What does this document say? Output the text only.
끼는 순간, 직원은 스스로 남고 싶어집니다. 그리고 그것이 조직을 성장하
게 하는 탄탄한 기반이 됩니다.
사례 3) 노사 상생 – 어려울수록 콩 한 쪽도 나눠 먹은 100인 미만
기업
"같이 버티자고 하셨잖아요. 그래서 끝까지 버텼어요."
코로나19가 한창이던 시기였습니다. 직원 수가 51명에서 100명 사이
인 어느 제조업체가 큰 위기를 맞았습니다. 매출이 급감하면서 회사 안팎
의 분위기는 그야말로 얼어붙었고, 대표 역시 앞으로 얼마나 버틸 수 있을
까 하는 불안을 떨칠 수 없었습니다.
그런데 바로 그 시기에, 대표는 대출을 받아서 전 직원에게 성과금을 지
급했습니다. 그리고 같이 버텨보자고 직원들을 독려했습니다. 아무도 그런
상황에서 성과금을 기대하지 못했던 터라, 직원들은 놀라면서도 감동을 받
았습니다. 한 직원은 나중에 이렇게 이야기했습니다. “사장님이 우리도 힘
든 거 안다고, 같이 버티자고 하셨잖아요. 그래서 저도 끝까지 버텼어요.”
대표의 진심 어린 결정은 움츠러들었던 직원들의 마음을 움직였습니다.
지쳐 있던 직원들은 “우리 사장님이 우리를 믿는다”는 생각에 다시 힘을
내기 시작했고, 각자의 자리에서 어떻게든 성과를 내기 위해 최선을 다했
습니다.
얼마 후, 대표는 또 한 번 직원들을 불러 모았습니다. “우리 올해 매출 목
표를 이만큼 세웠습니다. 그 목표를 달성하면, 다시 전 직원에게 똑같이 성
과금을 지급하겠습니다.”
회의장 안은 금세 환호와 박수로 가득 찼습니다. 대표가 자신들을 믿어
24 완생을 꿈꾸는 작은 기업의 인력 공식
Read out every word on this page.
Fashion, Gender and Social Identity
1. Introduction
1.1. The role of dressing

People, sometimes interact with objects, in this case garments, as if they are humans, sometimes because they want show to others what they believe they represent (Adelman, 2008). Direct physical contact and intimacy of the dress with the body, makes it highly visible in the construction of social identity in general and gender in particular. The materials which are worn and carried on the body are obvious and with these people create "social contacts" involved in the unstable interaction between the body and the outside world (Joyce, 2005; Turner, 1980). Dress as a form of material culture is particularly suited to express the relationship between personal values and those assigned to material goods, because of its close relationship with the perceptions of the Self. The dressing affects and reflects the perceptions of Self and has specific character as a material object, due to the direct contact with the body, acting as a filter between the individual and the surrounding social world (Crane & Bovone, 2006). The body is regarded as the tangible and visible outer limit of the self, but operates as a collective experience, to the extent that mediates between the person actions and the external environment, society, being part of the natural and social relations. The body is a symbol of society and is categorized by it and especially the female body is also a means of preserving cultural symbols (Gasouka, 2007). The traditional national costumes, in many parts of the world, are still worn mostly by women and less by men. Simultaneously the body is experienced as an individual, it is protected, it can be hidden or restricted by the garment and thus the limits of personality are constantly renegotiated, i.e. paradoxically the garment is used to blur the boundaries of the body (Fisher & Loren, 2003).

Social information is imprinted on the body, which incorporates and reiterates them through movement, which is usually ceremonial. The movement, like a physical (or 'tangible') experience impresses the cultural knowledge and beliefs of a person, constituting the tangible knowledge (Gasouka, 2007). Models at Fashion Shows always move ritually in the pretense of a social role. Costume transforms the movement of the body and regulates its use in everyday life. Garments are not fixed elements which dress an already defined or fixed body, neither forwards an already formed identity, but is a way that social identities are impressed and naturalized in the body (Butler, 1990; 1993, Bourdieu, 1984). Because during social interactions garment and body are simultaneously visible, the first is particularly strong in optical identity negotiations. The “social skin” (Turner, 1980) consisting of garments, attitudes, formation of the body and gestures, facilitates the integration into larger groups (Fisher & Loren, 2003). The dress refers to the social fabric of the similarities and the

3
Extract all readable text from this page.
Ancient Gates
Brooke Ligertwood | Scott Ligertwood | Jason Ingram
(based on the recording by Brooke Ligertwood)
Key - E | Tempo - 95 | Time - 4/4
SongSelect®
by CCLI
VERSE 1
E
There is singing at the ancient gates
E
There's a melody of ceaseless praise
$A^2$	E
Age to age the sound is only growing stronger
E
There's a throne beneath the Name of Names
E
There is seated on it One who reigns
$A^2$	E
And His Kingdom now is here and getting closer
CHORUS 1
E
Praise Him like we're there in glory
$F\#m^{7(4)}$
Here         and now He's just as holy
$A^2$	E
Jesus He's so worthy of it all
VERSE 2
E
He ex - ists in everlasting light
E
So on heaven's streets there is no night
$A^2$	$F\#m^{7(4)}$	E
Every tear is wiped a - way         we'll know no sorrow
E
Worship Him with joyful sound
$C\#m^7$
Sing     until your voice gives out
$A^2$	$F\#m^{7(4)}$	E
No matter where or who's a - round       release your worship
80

---

> _GOAL_
Copy every line in the records above that contains the word "사장님이".

> _SOLUTION TO THIS PROBLEM_
았습니다. 한 직원은 나중에 이렇게 이야기했습니다. “사장님이 우리도 힘
지쳐 있던 직원들은 “우리 사장님이 우리를 믿는다”는 생각에 다시 힘을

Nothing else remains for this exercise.